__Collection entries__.
++++++++++++++++++++

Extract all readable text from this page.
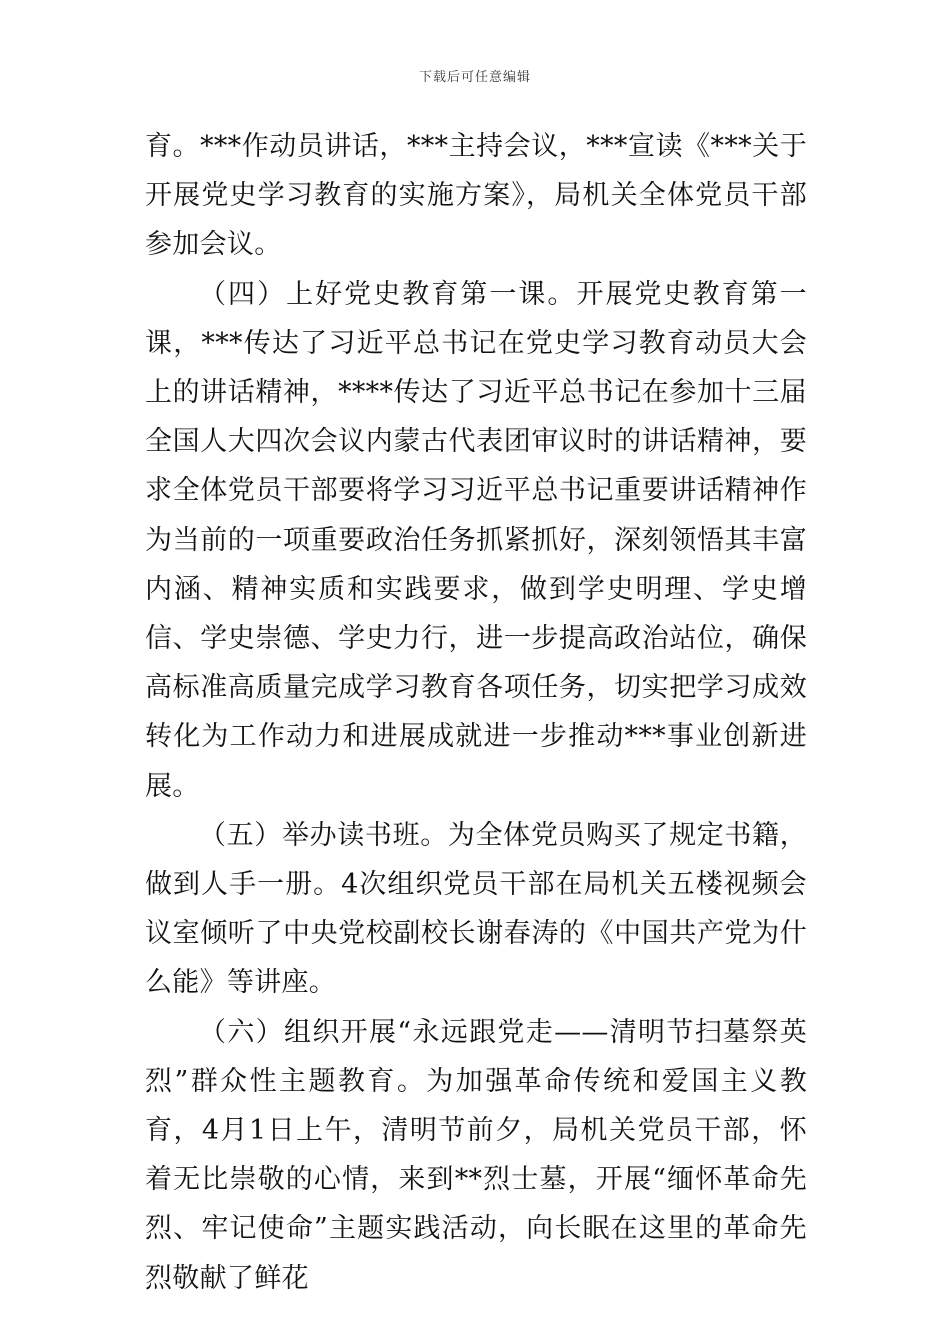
下载后可任意编辑

育。***作动员讲话，***主持会议，***宣读《***关于开展党史学习教育的实施方案》，局机关全体党员干部参加会议。

（四）上好党史教育第一课。开展党史教育第一课，***传达了习近平总书记在党史学习教育动员大会上的讲话精神，****传达了习近平总书记在参加十三届全国人大四次会议内蒙古代表团审议时的讲话精神，要求全体党员干部要将学习习近平总书记重要讲话精神作为当前的一项重要政治任务抓紧抓好，深刻领悟其丰富内涵、精神实质和实践要求，做到学史明理、学史增信、学史崇德、学史力行，进一步提高政治站位，确保高标准高质量完成学习教育各项任务，切实把学习成效转化为工作动力和进展成就进一步推动***事业创新进展。

（五）举办读书班。为全体党员购买了规定书籍，做到人手一册。4次组织党员干部在局机关五楼视频会议室倾听了中央党校副校长谢春涛的《中国共产党为什么能》等讲座。

（六）组织开展“永远跟党走——清明节扫墓祭英烈”群众性主题教育。为加强革命传统和爱国主义教育，4月1日上午，清明节前夕，局机关党员干部，怀着无比崇敬的心情，来到**烈士墓，开展“缅怀革命先烈、牢记使命”主题实践活动，向长眠在这里的革命先烈敬献了鲜花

++++++++++++++++++++

__Exercise instructions__.
Copy the material above exactly and drop the pictures.

__Solution for this task__.
Extract all readable text from this page.
下载后可任意编辑

育。***作动员讲话，***主持会议，***宣读《***关于开展党史学习教育的实施方案》，局机关全体党员干部参加会议。

（四）上好党史教育第一课。开展党史教育第一课，***传达了习近平总书记在党史学习教育动员大会上的讲话精神，****传达了习近平总书记在参加十三届全国人大四次会议内蒙古代表团审议时的讲话精神，要求全体党员干部要将学习习近平总书记重要讲话精神作为当前的一项重要政治任务抓紧抓好，深刻领悟其丰富内涵、精神实质和实践要求，做到学史明理、学史增信、学史崇德、学史力行，进一步提高政治站位，确保高标准高质量完成学习教育各项任务，切实把学习成效转化为工作动力和进展成就进一步推动***事业创新进展。

（五）举办读书班。为全体党员购买了规定书籍，做到人手一册。4次组织党员干部在局机关五楼视频会议室倾听了中央党校副校长谢春涛的《中国共产党为什么能》等讲座。

（六）组织开展“永远跟党走——清明节扫墓祭英烈”群众性主题教育。为加强革命传统和爱国主义教育，4月1日上午，清明节前夕，局机关党员干部，怀着无比崇敬的心情，来到**烈士墓，开展“缅怀革命先烈、牢记使命”主题实践活动，向长眠在这里的革命先烈敬献了鲜花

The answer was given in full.